[Data entries]
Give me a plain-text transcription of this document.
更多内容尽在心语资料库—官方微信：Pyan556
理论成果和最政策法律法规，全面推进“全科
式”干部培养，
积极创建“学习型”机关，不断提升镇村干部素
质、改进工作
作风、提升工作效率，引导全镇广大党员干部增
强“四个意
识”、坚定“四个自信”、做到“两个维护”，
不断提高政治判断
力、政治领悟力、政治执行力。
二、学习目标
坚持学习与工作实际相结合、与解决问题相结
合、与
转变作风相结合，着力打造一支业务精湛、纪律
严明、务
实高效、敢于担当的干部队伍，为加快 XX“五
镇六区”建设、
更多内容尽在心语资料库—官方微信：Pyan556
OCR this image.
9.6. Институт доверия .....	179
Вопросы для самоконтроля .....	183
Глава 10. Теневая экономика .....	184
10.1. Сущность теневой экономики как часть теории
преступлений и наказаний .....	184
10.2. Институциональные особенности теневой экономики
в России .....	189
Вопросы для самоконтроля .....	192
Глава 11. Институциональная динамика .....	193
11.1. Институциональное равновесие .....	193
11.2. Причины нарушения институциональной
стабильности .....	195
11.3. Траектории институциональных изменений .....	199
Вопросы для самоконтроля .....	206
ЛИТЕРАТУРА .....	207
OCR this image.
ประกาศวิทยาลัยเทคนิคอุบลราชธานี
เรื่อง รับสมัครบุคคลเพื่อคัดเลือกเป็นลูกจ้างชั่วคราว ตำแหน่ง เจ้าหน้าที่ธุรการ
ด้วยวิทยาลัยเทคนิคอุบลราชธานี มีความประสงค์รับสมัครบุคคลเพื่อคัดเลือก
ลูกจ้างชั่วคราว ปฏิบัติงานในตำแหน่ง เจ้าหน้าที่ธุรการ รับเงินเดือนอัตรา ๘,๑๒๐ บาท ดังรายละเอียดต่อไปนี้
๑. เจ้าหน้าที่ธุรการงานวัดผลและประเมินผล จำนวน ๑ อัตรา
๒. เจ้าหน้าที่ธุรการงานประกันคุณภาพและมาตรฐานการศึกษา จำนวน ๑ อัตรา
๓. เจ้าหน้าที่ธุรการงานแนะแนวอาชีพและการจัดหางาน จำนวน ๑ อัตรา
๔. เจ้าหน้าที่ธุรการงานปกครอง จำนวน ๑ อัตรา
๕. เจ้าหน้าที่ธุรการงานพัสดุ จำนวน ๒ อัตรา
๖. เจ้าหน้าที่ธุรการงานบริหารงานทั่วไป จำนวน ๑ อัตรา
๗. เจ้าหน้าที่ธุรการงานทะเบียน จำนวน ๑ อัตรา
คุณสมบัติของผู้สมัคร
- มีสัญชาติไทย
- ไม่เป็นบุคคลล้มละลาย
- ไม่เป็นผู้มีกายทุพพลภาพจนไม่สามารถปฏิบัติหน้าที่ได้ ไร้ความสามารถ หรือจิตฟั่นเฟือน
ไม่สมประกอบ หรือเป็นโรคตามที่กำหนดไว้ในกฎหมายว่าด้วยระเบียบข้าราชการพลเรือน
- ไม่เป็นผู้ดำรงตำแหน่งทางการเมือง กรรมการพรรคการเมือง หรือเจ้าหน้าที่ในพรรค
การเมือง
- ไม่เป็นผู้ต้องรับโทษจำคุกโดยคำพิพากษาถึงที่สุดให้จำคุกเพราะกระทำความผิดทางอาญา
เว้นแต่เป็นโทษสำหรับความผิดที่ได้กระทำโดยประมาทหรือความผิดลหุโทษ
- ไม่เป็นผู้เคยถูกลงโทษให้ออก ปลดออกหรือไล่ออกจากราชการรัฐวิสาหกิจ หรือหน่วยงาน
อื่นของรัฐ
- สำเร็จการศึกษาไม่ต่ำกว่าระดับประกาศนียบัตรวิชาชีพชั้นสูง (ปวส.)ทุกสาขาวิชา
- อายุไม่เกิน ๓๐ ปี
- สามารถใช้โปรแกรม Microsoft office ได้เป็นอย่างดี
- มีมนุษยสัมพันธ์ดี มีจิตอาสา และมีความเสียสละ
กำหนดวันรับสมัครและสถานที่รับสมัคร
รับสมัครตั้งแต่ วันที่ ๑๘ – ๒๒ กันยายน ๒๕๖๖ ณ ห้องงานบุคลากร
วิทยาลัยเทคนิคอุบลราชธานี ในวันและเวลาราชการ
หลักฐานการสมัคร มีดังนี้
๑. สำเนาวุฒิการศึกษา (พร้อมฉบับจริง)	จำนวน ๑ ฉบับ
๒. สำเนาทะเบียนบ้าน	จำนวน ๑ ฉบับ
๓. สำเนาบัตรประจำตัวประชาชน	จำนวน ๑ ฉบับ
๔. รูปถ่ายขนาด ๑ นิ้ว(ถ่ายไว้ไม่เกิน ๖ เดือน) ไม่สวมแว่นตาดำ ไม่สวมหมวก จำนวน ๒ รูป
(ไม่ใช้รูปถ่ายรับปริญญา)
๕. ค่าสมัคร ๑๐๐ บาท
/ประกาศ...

_Problem description_
Provide an exact reproduction of all the entries shown above.

_Final answer_
Give me a plain-text transcription of this document.
更多内容尽在心语资料库—官方微信：Pyan556
理论成果和最政策法律法规，全面推进“全科
式”干部培养，
积极创建“学习型”机关，不断提升镇村干部素
质、改进工作
作风、提升工作效率，引导全镇广大党员干部增
强“四个意
识”、坚定“四个自信”、做到“两个维护”，
不断提高政治判断
力、政治领悟力、政治执行力。
二、学习目标
坚持学习与工作实际相结合、与解决问题相结
合、与
转变作风相结合，着力打造一支业务精湛、纪律
严明、务
实高效、敢于担当的干部队伍，为加快 XX“五
镇六区”建设、
更多内容尽在心语资料库—官方微信：Pyan556
OCR this image.
9.6. Институт доверия .....	179
Вопросы для самоконтроля .....	183
Глава 10. Теневая экономика .....	184
10.1. Сущность теневой экономики как часть теории
преступлений и наказаний .....	184
10.2. Институциональные особенности теневой экономики
в России .....	189
Вопросы для самоконтроля .....	192
Глава 11. Институциональная динамика .....	193
11.1. Институциональное равновесие .....	193
11.2. Причины нарушения институциональной
стабильности .....	195
11.3. Траектории институциональных изменений .....	199
Вопросы для самоконтроля .....	206
ЛИТЕРАТУРА .....	207
OCR this image.
ประกาศวิทยาลัยเทคนิคอุบลราชธานี
เรื่อง รับสมัครบุคคลเพื่อคัดเลือกเป็นลูกจ้างชั่วคราว ตำแหน่ง เจ้าหน้าที่ธุรการ
ด้วยวิทยาลัยเทคนิคอุบลราชธานี มีความประสงค์รับสมัครบุคคลเพื่อคัดเลือก
ลูกจ้างชั่วคราว ปฏิบัติงานในตำแหน่ง เจ้าหน้าที่ธุรการ รับเงินเดือนอัตรา ๘,๑๒๐ บาท ดังรายละเอียดต่อไปนี้
๑. เจ้าหน้าที่ธุรการงานวัดผลและประเมินผล จำนวน ๑ อัตรา
๒. เจ้าหน้าที่ธุรการงานประกันคุณภาพและมาตรฐานการศึกษา จำนวน ๑ อัตรา
๓. เจ้าหน้าที่ธุรการงานแนะแนวอาชีพและการจัดหางาน จำนวน ๑ อัตรา
๔. เจ้าหน้าที่ธุรการงานปกครอง จำนวน ๑ อัตรา
๕. เจ้าหน้าที่ธุรการงานพัสดุ จำนวน ๒ อัตรา
๖. เจ้าหน้าที่ธุรการงานบริหารงานทั่วไป จำนวน ๑ อัตรา
๗. เจ้าหน้าที่ธุรการงานทะเบียน จำนวน ๑ อัตรา
คุณสมบัติของผู้สมัคร
- มีสัญชาติไทย
- ไม่เป็นบุคคลล้มละลาย
- ไม่เป็นผู้มีกายทุพพลภาพจนไม่สามารถปฏิบัติหน้าที่ได้ ไร้ความสามารถ หรือจิตฟั่นเฟือน
ไม่สมประกอบ หรือเป็นโรคตามที่กำหนดไว้ในกฎหมายว่าด้วยระเบียบข้าราชการพลเรือน
- ไม่เป็นผู้ดำรงตำแหน่งทางการเมือง กรรมการพรรคการเมือง หรือเจ้าหน้าที่ในพรรค
การเมือง
- ไม่เป็นผู้ต้องรับโทษจำคุกโดยคำพิพากษาถึงที่สุดให้จำคุกเพราะกระทำความผิดทางอาญา
เว้นแต่เป็นโทษสำหรับความผิดที่ได้กระทำโดยประมาทหรือความผิดลหุโทษ
- ไม่เป็นผู้เคยถูกลงโทษให้ออก ปลดออกหรือไล่ออกจากราชการรัฐวิสาหกิจ หรือหน่วยงาน
อื่นของรัฐ
- สำเร็จการศึกษาไม่ต่ำกว่าระดับประกาศนียบัตรวิชาชีพชั้นสูง (ปวส.)ทุกสาขาวิชา
- อายุไม่เกิน ๓๐ ปี
- สามารถใช้โปรแกรม Microsoft office ได้เป็นอย่างดี
- มีมนุษยสัมพันธ์ดี มีจิตอาสา และมีความเสียสละ
กำหนดวันรับสมัครและสถานที่รับสมัคร
รับสมัครตั้งแต่ วันที่ ๑๘ – ๒๒ กันยายน ๒๕๖๖ ณ ห้องงานบุคลากร
วิทยาลัยเทคนิคอุบลราชธานี ในวันและเวลาราชการ
หลักฐานการสมัคร มีดังนี้
๑. สำเนาวุฒิการศึกษา (พร้อมฉบับจริง)	จำนวน ๑ ฉบับ
๒. สำเนาทะเบียนบ้าน	จำนวน ๑ ฉบับ
๓. สำเนาบัตรประจำตัวประชาชน	จำนวน ๑ ฉบับ
๔. รูปถ่ายขนาด ๑ นิ้ว(ถ่ายไว้ไม่เกิน ๖ เดือน) ไม่สวมแว่นตาดำ ไม่สวมหมวก จำนวน ๒ รูป
(ไม่ใช้รูปถ่ายรับปริญญา)
๕. ค่าสมัคร ๑๐๐ บาท
/ประกาศ...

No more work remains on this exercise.